◆ **Texte fourni**:
Et je dis _« vues »_ au pluriel seulement... comme cette expression, justement. 

Je traduis pour les amis de l'Hexagone : _J'ai regardé un bon film le week-end dernier._ 

_C'est arrangé avec le gars des vues_ = Se dit d'une circonstance ou d'une situation dont l'apparence fortuite n'est pas convaincante ou qu'on soupconne carrément d'être un coup monté source


----------



## KaRiNe_Fr

Salut,

En France, si quelqu'un me disait qu'il a _regardé _un film, je penserais qu'il l'a vu en DVD et pas au cinéma. Sinon, il m'aurait dit l'avoir _vu_.
Pour les aveugles, techniquement, ils _écoutent _les films avec leurs oreilles (si si) et les _voient _avec leur imagination.

[...]


----------



## Nicomon

Pareil au Québec (du moins chez moi). _J'ai vu_ le film au cinéma, _j'ai regardé_ un DVD du film ou un film qui passait à la télé.

[...]


----------



## beatruc

Parfois les personnes agées "écoutent" une émission de télé, par analogie avec la radio. Elles ont gardé l'habitude de dire ça!


----------



## Yemanjar

Bonjour

Pourquoi est-il incorrect de dire:

"Je regarde la télé ou un film"??? 

IL Faut dire j'écoute la télé ou un film.

◆ **Données fournies**:
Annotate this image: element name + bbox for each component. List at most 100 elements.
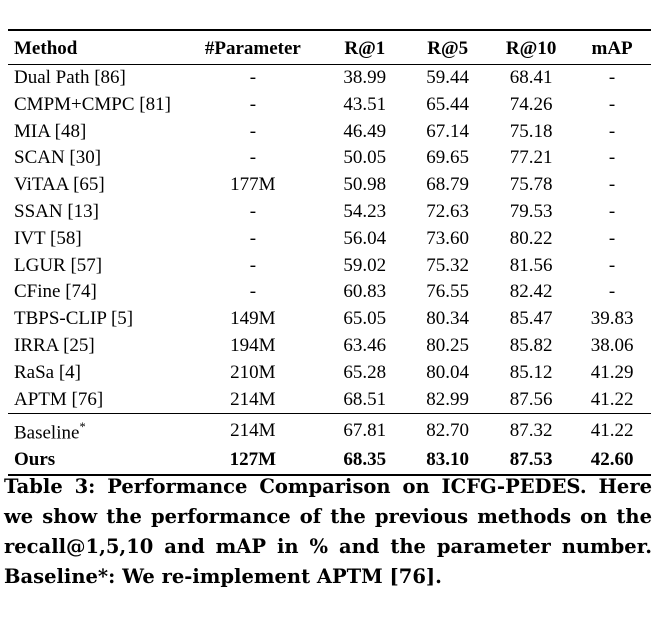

◆ **Exercices proposés**:
(a) Pour chacune des affirmations (i), (ii) et (iii), dites si elle concorde avec la discussion sur les verbes « voir » et « regarder ». Répondez par oui ou par non, en citant les mots décisifs de cette discussion.
(i) Selon KaRiNe_Fr, en France, une personne qui dit avoir « regardé » un film l'a plutôt vu en DVD qu'au cinéma.
(ii) Nicomon affirme qu'au Québec, l'usage diffère de celui de la France.
(iii) D'après beatruc, ce sont surtout les jeunes qui « écoutent » une émission de télé.
(b) Reprenez la discussion sur les verbes « voir » et « regarder » à la suite de son dernier message.
Ces données n'ont aucun rapport avec la discussion sur les verbes « voir » et « regarder ».

◆ **Corrigé**:
(a)
(i) Oui : « je penserais qu'il l'a vu en DVD et pas au cinéma ».
(ii) Non : « Pareil au Québec (du moins chez moi). »
(iii) Non : « Parfois les personnes agées "écoutent" une émission de télé ».

(b)
On écoute la radio et on regarde la télé, non???


----------



## Donaldos

Dans quel contexte t'a-t-on dit que c'était incorrect?


----------



## Yemanjar

J'entendu plusieurs fois dire:

J'écoute la télé ou j'écoute un film ... pourquoi j'écoute et pas je regarde ??


----------



## loraFR

c'est une erreur de dire j'ecoute la tele a moins que tu sois seulement en train d'ecouter et non de regarder bien sur! mais c'est souvent une simple erreur quand quelqu'un ne parle pas tres bien le francais
si ce sont des Francais alors tu peux les corriger


----------



## Seit

Je pense que les deux peuvent se dire, après tout la télé est un produit audiovisuel (on dit bien les heures d'écoutes). 
Il est vrai qu'en France (dans ma région au moins ) j'ai toujours entendu : "Regarder la télé/un film/un dvd..." ; par contre, une amie Québécoise m'a déjà demandé si je "voulais écouter un dvd", mais je ne sais pas si l'usage est répandu là-bas.


----------



## llunita

Bonjour, 

est-ce que l'on peut dire le suivant? 

"J'espère que cela les incitera à voir/regarder  ces films" ?


Merci!


----------



## Sapito2222

oui c'est très bien, on peut tout à fait dire celà.
par contre la première phrase est mauvaise: "est-ce que l'on peut dire le suivant" il faudrait dire "est-ce que l'on peut dire la phrase suivante" ou "peut-on dire la phrase suivante".
a +


----------



## Mout

on peut dire les deux, à mon sens.

il est clair qu'on regarde uniquement la télé, on ne la voit pas, sauf pour spécifier l'appareil en lui même (_Si tu vas dans ma chambre, tu verras la télé qui est posée sur le meuble_.)
Mais pour un film, je dirais qu'on le voit au cinéma et qu'on le regarde à la télé.
"_Tu as vu ce film ? Il passe demain sur la Sept, regarde le._"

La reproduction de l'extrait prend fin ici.